→ What the exercise asks
Give only the lines from the one containing "Give me a plain-text" through the end of the material below, exactly as written.

Saved entries
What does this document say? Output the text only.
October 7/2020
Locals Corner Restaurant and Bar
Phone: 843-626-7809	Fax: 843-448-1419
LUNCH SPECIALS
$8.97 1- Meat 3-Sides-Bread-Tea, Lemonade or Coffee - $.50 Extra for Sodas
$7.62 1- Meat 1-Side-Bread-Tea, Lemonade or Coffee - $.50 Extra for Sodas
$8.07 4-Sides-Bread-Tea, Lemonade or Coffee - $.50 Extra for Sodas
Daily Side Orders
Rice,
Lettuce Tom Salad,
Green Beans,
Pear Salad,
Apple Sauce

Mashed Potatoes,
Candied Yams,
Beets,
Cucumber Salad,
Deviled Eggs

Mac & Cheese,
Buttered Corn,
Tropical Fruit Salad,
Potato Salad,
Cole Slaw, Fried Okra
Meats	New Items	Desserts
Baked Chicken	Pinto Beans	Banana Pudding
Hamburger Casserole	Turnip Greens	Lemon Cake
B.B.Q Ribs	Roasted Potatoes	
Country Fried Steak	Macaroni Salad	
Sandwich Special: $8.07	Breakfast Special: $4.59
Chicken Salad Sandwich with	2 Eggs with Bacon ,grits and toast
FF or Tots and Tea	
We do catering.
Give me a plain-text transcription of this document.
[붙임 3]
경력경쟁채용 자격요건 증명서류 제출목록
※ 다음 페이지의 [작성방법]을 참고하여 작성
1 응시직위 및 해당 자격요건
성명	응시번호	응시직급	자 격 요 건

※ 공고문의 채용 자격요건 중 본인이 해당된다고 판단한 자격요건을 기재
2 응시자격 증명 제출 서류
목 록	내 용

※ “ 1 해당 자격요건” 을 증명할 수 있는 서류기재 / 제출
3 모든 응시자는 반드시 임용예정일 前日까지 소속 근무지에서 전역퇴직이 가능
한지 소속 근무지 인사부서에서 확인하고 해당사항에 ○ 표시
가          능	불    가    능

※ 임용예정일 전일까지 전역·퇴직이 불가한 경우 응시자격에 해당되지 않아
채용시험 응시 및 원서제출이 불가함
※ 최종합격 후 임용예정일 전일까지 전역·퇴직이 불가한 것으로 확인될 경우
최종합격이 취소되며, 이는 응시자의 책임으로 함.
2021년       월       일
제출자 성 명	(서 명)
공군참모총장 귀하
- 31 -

→ Complete output
Give me a plain-text transcription of this document.
[붙임 3]
경력경쟁채용 자격요건 증명서류 제출목록
※ 다음 페이지의 [작성방법]을 참고하여 작성
1 응시직위 및 해당 자격요건
성명	응시번호	응시직급	자 격 요 건

※ 공고문의 채용 자격요건 중 본인이 해당된다고 판단한 자격요건을 기재
2 응시자격 증명 제출 서류
목 록	내 용

※ “ 1 해당 자격요건” 을 증명할 수 있는 서류기재 / 제출
3 모든 응시자는 반드시 임용예정일 前日까지 소속 근무지에서 전역퇴직이 가능
한지 소속 근무지 인사부서에서 확인하고 해당사항에 ○ 표시
가          능	불    가    능

※ 임용예정일 전일까지 전역·퇴직이 불가한 경우 응시자격에 해당되지 않아
채용시험 응시 및 원서제출이 불가함
※ 최종합격 후 임용예정일 전일까지 전역·퇴직이 불가한 것으로 확인될 경우
최종합격이 취소되며, 이는 응시자의 책임으로 함.
2021년       월       일
제출자 성 명	(서 명)
공군참모총장 귀하
- 31 -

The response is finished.